> DESCRIPTION OF THE TASK
Write out the records again, exactly, leaving none out.

Records from a data source:
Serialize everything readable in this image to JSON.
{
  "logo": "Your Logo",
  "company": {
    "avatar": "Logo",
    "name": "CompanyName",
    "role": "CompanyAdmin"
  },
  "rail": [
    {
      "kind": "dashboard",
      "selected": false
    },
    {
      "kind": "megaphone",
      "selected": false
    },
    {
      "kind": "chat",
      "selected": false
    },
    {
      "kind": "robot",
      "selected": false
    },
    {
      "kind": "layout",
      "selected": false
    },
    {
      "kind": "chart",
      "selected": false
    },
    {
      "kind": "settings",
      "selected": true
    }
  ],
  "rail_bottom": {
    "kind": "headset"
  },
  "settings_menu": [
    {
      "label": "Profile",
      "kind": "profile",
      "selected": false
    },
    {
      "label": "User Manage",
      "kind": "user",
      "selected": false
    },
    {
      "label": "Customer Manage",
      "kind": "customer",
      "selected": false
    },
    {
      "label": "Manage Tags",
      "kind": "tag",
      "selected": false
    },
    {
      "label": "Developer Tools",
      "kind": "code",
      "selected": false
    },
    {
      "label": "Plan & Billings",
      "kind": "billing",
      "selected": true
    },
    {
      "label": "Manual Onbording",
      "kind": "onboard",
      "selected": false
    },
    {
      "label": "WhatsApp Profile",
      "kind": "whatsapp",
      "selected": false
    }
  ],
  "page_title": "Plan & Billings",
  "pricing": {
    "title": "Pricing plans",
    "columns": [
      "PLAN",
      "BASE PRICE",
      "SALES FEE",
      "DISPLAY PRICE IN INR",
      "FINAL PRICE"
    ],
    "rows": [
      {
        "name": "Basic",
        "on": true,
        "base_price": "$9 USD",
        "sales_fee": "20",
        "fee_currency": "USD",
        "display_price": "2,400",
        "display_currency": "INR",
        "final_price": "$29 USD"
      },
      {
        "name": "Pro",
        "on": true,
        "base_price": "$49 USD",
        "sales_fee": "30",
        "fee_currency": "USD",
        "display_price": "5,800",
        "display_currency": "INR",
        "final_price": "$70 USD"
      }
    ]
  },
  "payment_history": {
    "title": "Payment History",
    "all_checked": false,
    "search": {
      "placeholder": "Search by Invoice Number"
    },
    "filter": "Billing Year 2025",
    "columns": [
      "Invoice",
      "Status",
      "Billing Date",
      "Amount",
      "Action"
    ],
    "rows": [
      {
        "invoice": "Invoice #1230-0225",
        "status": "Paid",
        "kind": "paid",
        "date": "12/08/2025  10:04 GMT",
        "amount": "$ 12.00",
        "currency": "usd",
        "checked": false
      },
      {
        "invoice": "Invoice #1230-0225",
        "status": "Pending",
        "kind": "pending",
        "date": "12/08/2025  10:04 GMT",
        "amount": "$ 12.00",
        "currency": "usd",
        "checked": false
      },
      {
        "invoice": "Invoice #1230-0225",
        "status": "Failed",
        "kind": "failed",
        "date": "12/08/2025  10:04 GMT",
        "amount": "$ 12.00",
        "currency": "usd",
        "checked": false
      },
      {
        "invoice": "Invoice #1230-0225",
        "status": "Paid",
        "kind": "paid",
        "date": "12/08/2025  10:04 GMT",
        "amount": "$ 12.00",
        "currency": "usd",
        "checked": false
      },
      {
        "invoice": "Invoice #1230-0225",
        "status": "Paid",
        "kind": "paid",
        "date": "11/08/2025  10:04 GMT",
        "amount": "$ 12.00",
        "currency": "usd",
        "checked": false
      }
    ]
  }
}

> FINISHED EXERCISE
Serialize everything readable in this image to JSON.
{
  "logo": "Your Logo",
  "company": {
    "avatar": "Logo",
    "name": "CompanyName",
    "role": "CompanyAdmin"
  },
  "rail": [
    {
      "kind": "dashboard",
      "selected": false
    },
    {
      "kind": "megaphone",
      "selected": false
    },
    {
      "kind": "chat",
      "selected": false
    },
    {
      "kind": "robot",
      "selected": false
    },
    {
      "kind": "layout",
      "selected": false
    },
    {
      "kind": "chart",
      "selected": false
    },
    {
      "kind": "settings",
      "selected": true
    }
  ],
  "rail_bottom": {
    "kind": "headset"
  },
  "settings_menu": [
    {
      "label": "Profile",
      "kind": "profile",
      "selected": false
    },
    {
      "label": "User Manage",
      "kind": "user",
      "selected": false
    },
    {
      "label": "Customer Manage",
      "kind": "customer",
      "selected": false
    },
    {
      "label": "Manage Tags",
      "kind": "tag",
      "selected": false
    },
    {
      "label": "Developer Tools",
      "kind": "code",
      "selected": false
    },
    {
      "label": "Plan & Billings",
      "kind": "billing",
      "selected": true
    },
    {
      "label": "Manual Onbording",
      "kind": "onboard",
      "selected": false
    },
    {
      "label": "WhatsApp Profile",
      "kind": "whatsapp",
      "selected": false
    }
  ],
  "page_title": "Plan & Billings",
  "pricing": {
    "title": "Pricing plans",
    "columns": [
      "PLAN",
      "BASE PRICE",
      "SALES FEE",
      "DISPLAY PRICE IN INR",
      "FINAL PRICE"
    ],
    "rows": [
      {
        "name": "Basic",
        "on": true,
        "base_price": "$9 USD",
        "sales_fee": "20",
        "fee_currency": "USD",
        "display_price": "2,400",
        "display_currency": "INR",
        "final_price": "$29 USD"
      },
      {
        "name": "Pro",
        "on": true,
        "base_price": "$49 USD",
        "sales_fee": "30",
        "fee_currency": "USD",
        "display_price": "5,800",
        "display_currency": "INR",
        "final_price": "$70 USD"
      }
    ]
  },
  "payment_history": {
    "title": "Payment History",
    "all_checked": false,
    "search": {
      "placeholder": "Search by Invoice Number"
    },
    "filter": "Billing Year 2025",
    "columns": [
      "Invoice",
      "Status",
      "Billing Date",
      "Amount",
      "Action"
    ],
    "rows": [
      {
        "invoice": "Invoice #1230-0225",
        "status": "Paid",
        "kind": "paid",
        "date": "12/08/2025  10:04 GMT",
        "amount": "$ 12.00",
        "currency": "usd",
        "checked": false
      },
      {
        "invoice": "Invoice #1230-0225",
        "status": "Pending",
        "kind": "pending",
        "date": "12/08/2025  10:04 GMT",
        "amount": "$ 12.00",
        "currency": "usd",
        "checked": false
      },
      {
        "invoice": "Invoice #1230-0225",
        "status": "Failed",
        "kind": "failed",
        "date": "12/08/2025  10:04 GMT",
        "amount": "$ 12.00",
        "currency": "usd",
        "checked": false
      },
      {
        "invoice": "Invoice #1230-0225",
        "status": "Paid",
        "kind": "paid",
        "date": "12/08/2025  10:04 GMT",
        "amount": "$ 12.00",
        "currency": "usd",
        "checked": false
      },
      {
        "invoice": "Invoice #1230-0225",
        "status": "Paid",
        "kind": "paid",
        "date": "11/08/2025  10:04 GMT",
        "amount": "$ 12.00",
        "currency": "usd",
        "checked": false
      }
    ]
  }
}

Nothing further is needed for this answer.